# Written instruction
Extract all of the data and reproduce it precisely.

# Data excerpts
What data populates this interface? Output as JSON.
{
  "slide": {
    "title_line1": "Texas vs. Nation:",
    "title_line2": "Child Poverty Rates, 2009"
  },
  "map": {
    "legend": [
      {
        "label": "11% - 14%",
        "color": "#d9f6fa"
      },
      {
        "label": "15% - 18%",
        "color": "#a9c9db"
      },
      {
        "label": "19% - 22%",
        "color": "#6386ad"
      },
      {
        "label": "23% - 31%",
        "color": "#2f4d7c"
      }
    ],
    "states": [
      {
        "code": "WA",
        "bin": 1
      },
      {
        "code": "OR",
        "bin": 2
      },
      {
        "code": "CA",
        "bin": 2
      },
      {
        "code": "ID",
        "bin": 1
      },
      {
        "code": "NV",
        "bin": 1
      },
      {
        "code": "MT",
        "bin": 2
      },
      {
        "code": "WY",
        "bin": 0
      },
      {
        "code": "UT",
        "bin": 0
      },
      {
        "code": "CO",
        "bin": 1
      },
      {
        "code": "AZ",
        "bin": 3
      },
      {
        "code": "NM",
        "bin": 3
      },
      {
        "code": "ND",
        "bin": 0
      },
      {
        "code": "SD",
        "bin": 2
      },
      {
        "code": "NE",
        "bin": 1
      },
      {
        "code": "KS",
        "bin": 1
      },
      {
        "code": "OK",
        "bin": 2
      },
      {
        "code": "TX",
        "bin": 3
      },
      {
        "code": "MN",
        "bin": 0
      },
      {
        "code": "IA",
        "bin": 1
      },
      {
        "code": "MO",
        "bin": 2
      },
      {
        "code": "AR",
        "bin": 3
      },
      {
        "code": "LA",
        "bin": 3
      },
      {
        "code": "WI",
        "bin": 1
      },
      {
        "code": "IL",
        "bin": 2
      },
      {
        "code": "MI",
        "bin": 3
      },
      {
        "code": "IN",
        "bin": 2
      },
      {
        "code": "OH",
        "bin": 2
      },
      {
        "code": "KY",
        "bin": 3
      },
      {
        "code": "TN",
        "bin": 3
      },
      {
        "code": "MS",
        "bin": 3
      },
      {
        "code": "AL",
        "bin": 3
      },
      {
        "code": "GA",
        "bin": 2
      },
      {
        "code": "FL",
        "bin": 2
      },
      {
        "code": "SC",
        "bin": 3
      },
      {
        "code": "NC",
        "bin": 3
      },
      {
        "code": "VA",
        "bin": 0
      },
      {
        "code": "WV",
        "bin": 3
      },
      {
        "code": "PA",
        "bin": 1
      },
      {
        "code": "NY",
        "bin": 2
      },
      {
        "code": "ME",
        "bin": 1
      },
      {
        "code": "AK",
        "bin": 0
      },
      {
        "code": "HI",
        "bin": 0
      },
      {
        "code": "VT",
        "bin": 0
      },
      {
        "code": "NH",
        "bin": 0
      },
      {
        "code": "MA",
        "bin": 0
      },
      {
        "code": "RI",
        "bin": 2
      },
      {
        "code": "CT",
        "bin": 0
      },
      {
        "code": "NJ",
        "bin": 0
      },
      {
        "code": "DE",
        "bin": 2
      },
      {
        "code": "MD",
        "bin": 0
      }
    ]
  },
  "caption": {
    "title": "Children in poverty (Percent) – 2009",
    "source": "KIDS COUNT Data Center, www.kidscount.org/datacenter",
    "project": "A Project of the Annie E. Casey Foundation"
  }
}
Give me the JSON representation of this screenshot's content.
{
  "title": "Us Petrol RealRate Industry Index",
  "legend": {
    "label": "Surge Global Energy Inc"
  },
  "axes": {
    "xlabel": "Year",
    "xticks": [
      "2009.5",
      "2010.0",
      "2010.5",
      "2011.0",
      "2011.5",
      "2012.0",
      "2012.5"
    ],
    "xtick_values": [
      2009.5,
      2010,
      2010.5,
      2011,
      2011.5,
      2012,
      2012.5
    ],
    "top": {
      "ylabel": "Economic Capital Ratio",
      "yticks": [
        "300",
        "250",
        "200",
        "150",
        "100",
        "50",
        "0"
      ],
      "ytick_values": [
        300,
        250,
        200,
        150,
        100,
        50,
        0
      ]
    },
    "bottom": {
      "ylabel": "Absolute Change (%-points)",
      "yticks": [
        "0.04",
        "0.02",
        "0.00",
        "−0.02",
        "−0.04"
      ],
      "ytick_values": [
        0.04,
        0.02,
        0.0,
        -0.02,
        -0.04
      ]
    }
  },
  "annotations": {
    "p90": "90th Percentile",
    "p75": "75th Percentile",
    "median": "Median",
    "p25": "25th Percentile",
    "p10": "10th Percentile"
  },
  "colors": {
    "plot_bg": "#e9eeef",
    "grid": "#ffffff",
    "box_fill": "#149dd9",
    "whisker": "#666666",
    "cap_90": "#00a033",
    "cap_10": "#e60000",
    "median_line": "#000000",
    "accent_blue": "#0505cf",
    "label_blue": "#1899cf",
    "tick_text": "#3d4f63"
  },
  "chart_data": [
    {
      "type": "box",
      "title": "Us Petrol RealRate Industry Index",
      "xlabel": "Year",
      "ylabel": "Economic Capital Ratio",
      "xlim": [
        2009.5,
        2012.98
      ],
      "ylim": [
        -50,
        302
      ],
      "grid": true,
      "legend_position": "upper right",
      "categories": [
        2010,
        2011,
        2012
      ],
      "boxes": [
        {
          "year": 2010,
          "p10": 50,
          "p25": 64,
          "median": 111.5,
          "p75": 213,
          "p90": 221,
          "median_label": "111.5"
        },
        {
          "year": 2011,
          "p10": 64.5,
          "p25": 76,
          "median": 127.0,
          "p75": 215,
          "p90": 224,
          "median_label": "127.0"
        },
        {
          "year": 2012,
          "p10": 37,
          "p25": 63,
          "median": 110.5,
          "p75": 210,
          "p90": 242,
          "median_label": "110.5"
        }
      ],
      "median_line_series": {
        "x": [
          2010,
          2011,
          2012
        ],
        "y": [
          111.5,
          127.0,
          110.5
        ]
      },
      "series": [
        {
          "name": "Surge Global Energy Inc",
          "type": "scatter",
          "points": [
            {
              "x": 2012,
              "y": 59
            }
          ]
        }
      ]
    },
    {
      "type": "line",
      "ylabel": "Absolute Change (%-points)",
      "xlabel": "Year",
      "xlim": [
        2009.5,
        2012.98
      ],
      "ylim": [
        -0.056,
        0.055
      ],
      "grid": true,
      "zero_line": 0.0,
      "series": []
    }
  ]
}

# Final answer
What data populates this interface? Output as JSON.
{
  "slide": {
    "title_line1": "Texas vs. Nation:",
    "title_line2": "Child Poverty Rates, 2009"
  },
  "map": {
    "legend": [
      {
        "label": "11% - 14%",
        "color": "#d9f6fa"
      },
      {
        "label": "15% - 18%",
        "color": "#a9c9db"
      },
      {
        "label": "19% - 22%",
        "color": "#6386ad"
      },
      {
        "label": "23% - 31%",
        "color": "#2f4d7c"
      }
    ],
    "states": [
      {
        "code": "WA",
        "bin": 1
      },
      {
        "code": "OR",
        "bin": 2
      },
      {
        "code": "CA",
        "bin": 2
      },
      {
        "code": "ID",
        "bin": 1
      },
      {
        "code": "NV",
        "bin": 1
      },
      {
        "code": "MT",
        "bin": 2
      },
      {
        "code": "WY",
        "bin": 0
      },
      {
        "code": "UT",
        "bin": 0
      },
      {
        "code": "CO",
        "bin": 1
      },
      {
        "code": "AZ",
        "bin": 3
      },
      {
        "code": "NM",
        "bin": 3
      },
      {
        "code": "ND",
        "bin": 0
      },
      {
        "code": "SD",
        "bin": 2
      },
      {
        "code": "NE",
        "bin": 1
      },
      {
        "code": "KS",
        "bin": 1
      },
      {
        "code": "OK",
        "bin": 2
      },
      {
        "code": "TX",
        "bin": 3
      },
      {
        "code": "MN",
        "bin": 0
      },
      {
        "code": "IA",
        "bin": 1
      },
      {
        "code": "MO",
        "bin": 2
      },
      {
        "code": "AR",
        "bin": 3
      },
      {
        "code": "LA",
        "bin": 3
      },
      {
        "code": "WI",
        "bin": 1
      },
      {
        "code": "IL",
        "bin": 2
      },
      {
        "code": "MI",
        "bin": 3
      },
      {
        "code": "IN",
        "bin": 2
      },
      {
        "code": "OH",
        "bin": 2
      },
      {
        "code": "KY",
        "bin": 3
      },
      {
        "code": "TN",
        "bin": 3
      },
      {
        "code": "MS",
        "bin": 3
      },
      {
        "code": "AL",
        "bin": 3
      },
      {
        "code": "GA",
        "bin": 2
      },
      {
        "code": "FL",
        "bin": 2
      },
      {
        "code": "SC",
        "bin": 3
      },
      {
        "code": "NC",
        "bin": 3
      },
      {
        "code": "VA",
        "bin": 0
      },
      {
        "code": "WV",
        "bin": 3
      },
      {
        "code": "PA",
        "bin": 1
      },
      {
        "code": "NY",
        "bin": 2
      },
      {
        "code": "ME",
        "bin": 1
      },
      {
        "code": "AK",
        "bin": 0
      },
      {
        "code": "HI",
        "bin": 0
      },
      {
        "code": "VT",
        "bin": 0
      },
      {
        "code": "NH",
        "bin": 0
      },
      {
        "code": "MA",
        "bin": 0
      },
      {
        "code": "RI",
        "bin": 2
      },
      {
        "code": "CT",
        "bin": 0
      },
      {
        "code": "NJ",
        "bin": 0
      },
      {
        "code": "DE",
        "bin": 2
      },
      {
        "code": "MD",
        "bin": 0
      }
    ]
  },
  "caption": {
    "title": "Children in poverty (Percent) – 2009",
    "source": "KIDS COUNT Data Center, www.kidscount.org/datacenter",
    "project": "A Project of the Annie E. Casey Foundation"
  }
}
Give me the JSON representation of this screenshot's content.
{
  "title": "Us Petrol RealRate Industry Index",
  "legend": {
    "label": "Surge Global Energy Inc"
  },
  "axes": {
    "xlabel": "Year",
    "xticks": [
      "2009.5",
      "2010.0",
      "2010.5",
      "2011.0",
      "2011.5",
      "2012.0",
      "2012.5"
    ],
    "xtick_values": [
      2009.5,
      2010,
      2010.5,
      2011,
      2011.5,
      2012,
      2012.5
    ],
    "top": {
      "ylabel": "Economic Capital Ratio",
      "yticks": [
        "300",
        "250",
        "200",
        "150",
        "100",
        "50",
        "0"
      ],
      "ytick_values": [
        300,
        250,
        200,
        150,
        100,
        50,
        0
      ]
    },
    "bottom": {
      "ylabel": "Absolute Change (%-points)",
      "yticks": [
        "0.04",
        "0.02",
        "0.00",
        "−0.02",
        "−0.04"
      ],
      "ytick_values": [
        0.04,
        0.02,
        0.0,
        -0.02,
        -0.04
      ]
    }
  },
  "annotations": {
    "p90": "90th Percentile",
    "p75": "75th Percentile",
    "median": "Median",
    "p25": "25th Percentile",
    "p10": "10th Percentile"
  },
  "colors": {
    "plot_bg": "#e9eeef",
    "grid": "#ffffff",
    "box_fill": "#149dd9",
    "whisker": "#666666",
    "cap_90": "#00a033",
    "cap_10": "#e60000",
    "median_line": "#000000",
    "accent_blue": "#0505cf",
    "label_blue": "#1899cf",
    "tick_text": "#3d4f63"
  },
  "chart_data": [
    {
      "type": "box",
      "title": "Us Petrol RealRate Industry Index",
      "xlabel": "Year",
      "ylabel": "Economic Capital Ratio",
      "xlim": [
        2009.5,
        2012.98
      ],
      "ylim": [
        -50,
        302
      ],
      "grid": true,
      "legend_position": "upper right",
      "categories": [
        2010,
        2011,
        2012
      ],
      "boxes": [
        {
          "year": 2010,
          "p10": 50,
          "p25": 64,
          "median": 111.5,
          "p75": 213,
          "p90": 221,
          "median_label": "111.5"
        },
        {
          "year": 2011,
          "p10": 64.5,
          "p25": 76,
          "median": 127.0,
          "p75": 215,
          "p90": 224,
          "median_label": "127.0"
        },
        {
          "year": 2012,
          "p10": 37,
          "p25": 63,
          "median": 110.5,
          "p75": 210,
          "p90": 242,
          "median_label": "110.5"
        }
      ],
      "median_line_series": {
        "x": [
          2010,
          2011,
          2012
        ],
        "y": [
          111.5,
          127.0,
          110.5
        ]
      },
      "series": [
        {
          "name": "Surge Global Energy Inc",
          "type": "scatter",
          "points": [
            {
              "x": 2012,
              "y": 59
            }
          ]
        }
      ]
    },
    {
      "type": "line",
      "ylabel": "Absolute Change (%-points)",
      "xlabel": "Year",
      "xlim": [
        2009.5,
        2012.98
      ],
      "ylim": [
        -0.056,
        0.055
      ],
      "grid": true,
      "zero_line": 0.0,
      "series": []
    }
  ]
}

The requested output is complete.